YOUR OBJECTIVE ->
Transcribe all of the records precisely as they are presented.

════

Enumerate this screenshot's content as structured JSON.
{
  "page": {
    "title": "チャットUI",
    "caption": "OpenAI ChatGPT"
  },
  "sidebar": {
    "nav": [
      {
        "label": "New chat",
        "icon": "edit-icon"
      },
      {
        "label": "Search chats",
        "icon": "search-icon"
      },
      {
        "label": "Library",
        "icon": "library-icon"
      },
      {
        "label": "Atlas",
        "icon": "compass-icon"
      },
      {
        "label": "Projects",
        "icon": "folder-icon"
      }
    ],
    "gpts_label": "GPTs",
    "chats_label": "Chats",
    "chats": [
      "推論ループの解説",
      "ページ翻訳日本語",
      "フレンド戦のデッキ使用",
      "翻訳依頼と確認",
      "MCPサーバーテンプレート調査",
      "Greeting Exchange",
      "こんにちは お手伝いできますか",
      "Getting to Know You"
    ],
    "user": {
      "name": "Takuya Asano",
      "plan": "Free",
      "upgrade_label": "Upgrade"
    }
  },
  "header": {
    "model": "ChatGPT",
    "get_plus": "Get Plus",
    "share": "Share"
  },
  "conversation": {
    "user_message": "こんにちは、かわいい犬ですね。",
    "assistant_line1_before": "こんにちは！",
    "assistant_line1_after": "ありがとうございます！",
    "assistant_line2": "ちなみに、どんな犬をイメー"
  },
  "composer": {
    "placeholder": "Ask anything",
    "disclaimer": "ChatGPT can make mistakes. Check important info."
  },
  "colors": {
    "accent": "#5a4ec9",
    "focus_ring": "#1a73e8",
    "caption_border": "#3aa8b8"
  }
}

════

RESULT ->
Enumerate this screenshot's content as structured JSON.
{
  "page": {
    "title": "チャットUI",
    "caption": "OpenAI ChatGPT"
  },
  "sidebar": {
    "nav": [
      {
        "label": "New chat",
        "icon": "edit-icon"
      },
      {
        "label": "Search chats",
        "icon": "search-icon"
      },
      {
        "label": "Library",
        "icon": "library-icon"
      },
      {
        "label": "Atlas",
        "icon": "compass-icon"
      },
      {
        "label": "Projects",
        "icon": "folder-icon"
      }
    ],
    "gpts_label": "GPTs",
    "chats_label": "Chats",
    "chats": [
      "推論ループの解説",
      "ページ翻訳日本語",
      "フレンド戦のデッキ使用",
      "翻訳依頼と確認",
      "MCPサーバーテンプレート調査",
      "Greeting Exchange",
      "こんにちは お手伝いできますか",
      "Getting to Know You"
    ],
    "user": {
      "name": "Takuya Asano",
      "plan": "Free",
      "upgrade_label": "Upgrade"
    }
  },
  "header": {
    "model": "ChatGPT",
    "get_plus": "Get Plus",
    "share": "Share"
  },
  "conversation": {
    "user_message": "こんにちは、かわいい犬ですね。",
    "assistant_line1_before": "こんにちは！",
    "assistant_line1_after": "ありがとうございます！",
    "assistant_line2": "ちなみに、どんな犬をイメー"
  },
  "composer": {
    "placeholder": "Ask anything",
    "disclaimer": "ChatGPT can make mistakes. Check important info."
  },
  "colors": {
    "accent": "#5a4ec9",
    "focus_ring": "#1a73e8",
    "caption_border": "#3aa8b8"
  }
}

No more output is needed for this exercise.